◆ **STATED GOAL**
Look through the data below and work out how many lines contain the string "subtitle". Give the number alone.

◆ **RAW RECORDS**
%%

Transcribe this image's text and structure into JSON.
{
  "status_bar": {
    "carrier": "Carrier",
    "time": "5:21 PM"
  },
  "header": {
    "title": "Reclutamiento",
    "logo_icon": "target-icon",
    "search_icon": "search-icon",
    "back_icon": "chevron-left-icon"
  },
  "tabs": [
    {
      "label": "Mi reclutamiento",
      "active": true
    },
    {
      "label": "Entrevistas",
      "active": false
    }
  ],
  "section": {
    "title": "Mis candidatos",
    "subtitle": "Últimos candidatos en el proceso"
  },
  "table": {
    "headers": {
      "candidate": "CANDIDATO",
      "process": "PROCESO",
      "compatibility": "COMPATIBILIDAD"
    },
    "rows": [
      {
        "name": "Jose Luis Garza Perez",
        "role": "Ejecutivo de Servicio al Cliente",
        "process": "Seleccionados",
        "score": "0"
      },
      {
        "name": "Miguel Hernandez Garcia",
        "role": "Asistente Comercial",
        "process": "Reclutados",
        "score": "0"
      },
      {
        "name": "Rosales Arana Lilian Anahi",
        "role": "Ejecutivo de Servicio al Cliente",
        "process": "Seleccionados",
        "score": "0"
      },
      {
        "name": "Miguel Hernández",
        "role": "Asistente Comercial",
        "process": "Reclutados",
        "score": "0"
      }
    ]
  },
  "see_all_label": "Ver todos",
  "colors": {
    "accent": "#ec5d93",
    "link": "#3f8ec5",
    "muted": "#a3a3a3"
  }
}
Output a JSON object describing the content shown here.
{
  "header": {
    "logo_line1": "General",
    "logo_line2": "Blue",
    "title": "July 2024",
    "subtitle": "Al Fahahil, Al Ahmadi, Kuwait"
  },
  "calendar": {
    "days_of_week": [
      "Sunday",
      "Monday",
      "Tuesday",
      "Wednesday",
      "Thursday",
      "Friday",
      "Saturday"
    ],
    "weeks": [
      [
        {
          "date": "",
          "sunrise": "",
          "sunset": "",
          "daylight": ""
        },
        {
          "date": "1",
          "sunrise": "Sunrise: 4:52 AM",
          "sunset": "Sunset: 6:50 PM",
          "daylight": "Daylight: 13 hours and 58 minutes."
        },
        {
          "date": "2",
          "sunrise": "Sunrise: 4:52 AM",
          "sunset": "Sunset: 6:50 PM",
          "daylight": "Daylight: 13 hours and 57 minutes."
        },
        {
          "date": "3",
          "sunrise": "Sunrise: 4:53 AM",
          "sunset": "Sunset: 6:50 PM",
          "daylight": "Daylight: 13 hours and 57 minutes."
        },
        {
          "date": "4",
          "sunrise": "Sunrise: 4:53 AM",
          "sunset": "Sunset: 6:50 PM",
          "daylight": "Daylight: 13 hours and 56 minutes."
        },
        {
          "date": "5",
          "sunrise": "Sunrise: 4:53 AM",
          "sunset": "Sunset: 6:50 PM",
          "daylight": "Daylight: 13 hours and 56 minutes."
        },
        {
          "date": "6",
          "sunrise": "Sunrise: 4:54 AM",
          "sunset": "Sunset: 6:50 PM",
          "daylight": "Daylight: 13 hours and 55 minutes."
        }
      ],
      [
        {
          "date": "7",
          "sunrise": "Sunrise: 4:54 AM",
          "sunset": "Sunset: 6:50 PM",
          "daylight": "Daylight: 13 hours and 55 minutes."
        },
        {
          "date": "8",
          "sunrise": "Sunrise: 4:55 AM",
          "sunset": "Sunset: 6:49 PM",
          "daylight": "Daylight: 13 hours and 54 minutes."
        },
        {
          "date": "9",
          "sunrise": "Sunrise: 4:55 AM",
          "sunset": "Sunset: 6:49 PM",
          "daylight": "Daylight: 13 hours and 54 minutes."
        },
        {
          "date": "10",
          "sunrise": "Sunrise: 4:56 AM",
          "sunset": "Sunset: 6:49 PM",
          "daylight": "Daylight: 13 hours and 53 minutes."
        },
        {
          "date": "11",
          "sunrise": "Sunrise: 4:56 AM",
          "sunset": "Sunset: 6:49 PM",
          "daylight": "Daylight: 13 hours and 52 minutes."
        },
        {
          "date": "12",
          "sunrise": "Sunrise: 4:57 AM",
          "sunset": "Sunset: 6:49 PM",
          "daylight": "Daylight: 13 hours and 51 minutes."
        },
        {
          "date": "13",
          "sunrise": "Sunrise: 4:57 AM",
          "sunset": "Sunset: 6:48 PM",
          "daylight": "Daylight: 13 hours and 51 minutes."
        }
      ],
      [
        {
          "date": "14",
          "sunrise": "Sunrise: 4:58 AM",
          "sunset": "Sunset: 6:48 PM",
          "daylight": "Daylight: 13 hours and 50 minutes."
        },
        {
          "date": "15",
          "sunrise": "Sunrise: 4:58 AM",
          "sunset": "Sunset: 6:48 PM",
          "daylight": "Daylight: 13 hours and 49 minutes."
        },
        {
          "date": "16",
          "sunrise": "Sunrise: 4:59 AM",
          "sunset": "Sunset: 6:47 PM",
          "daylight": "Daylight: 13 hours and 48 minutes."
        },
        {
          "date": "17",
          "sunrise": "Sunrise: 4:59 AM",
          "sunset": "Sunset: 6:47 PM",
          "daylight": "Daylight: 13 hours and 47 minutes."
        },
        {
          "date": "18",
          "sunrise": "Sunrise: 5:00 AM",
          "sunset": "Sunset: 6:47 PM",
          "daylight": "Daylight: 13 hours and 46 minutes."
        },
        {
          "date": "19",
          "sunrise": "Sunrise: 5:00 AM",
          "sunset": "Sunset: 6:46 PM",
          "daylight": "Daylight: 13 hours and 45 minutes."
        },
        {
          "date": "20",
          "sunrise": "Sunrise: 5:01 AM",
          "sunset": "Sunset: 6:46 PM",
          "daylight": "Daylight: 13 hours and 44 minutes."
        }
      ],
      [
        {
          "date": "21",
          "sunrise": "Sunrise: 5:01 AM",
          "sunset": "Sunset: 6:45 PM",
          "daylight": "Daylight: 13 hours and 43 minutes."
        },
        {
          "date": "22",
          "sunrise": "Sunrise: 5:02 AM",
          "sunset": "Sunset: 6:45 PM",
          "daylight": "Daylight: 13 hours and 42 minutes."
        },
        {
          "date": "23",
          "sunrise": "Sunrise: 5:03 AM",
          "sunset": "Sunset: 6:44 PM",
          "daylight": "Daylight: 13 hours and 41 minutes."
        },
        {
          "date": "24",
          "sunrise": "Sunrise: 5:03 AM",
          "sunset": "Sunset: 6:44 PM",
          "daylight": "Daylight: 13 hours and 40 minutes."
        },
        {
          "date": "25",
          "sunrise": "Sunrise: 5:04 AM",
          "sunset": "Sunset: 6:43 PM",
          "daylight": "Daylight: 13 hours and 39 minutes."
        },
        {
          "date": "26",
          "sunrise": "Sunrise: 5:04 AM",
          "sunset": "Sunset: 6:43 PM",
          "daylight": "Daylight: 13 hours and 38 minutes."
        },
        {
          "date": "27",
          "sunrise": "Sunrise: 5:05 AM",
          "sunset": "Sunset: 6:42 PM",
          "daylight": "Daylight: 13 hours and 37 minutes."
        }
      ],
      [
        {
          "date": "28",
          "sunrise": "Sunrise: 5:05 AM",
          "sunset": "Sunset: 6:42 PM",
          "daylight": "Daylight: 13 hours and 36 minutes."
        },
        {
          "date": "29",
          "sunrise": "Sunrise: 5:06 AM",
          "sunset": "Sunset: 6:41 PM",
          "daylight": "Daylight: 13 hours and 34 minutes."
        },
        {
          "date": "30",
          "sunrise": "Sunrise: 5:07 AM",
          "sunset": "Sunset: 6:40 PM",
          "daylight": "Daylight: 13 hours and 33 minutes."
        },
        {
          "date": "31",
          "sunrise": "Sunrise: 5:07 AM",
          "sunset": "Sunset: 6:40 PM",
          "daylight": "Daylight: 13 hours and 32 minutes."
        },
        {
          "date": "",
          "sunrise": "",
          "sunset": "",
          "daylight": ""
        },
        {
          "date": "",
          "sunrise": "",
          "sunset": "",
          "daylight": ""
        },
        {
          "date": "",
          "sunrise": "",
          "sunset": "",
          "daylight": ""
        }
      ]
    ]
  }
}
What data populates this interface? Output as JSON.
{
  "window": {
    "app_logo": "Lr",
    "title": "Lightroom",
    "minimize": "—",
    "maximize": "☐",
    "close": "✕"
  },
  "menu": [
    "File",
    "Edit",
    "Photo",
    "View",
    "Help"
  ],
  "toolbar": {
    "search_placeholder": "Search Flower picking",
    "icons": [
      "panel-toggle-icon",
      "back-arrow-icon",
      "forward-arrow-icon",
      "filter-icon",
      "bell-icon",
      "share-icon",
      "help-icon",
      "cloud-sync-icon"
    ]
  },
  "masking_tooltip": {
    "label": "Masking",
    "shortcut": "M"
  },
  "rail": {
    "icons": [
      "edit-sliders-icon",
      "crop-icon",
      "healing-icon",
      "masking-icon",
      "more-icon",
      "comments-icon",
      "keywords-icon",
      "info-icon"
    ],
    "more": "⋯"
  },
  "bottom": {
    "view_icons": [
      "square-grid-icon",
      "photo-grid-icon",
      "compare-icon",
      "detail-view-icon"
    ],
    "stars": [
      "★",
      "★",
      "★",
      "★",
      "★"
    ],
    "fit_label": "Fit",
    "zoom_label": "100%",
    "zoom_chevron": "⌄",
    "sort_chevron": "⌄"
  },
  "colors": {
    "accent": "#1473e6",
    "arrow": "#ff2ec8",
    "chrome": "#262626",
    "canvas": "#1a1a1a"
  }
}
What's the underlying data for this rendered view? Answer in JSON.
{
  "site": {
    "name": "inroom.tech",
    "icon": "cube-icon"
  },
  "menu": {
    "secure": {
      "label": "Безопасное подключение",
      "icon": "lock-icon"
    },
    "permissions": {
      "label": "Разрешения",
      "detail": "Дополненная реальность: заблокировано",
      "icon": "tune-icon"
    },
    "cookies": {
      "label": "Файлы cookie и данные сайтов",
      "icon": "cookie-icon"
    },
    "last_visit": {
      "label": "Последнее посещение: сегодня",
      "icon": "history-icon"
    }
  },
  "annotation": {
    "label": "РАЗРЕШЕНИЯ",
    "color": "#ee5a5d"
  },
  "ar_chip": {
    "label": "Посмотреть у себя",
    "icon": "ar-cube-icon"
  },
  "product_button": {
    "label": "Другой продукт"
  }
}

%%

◆ **TASK ANSWER**
2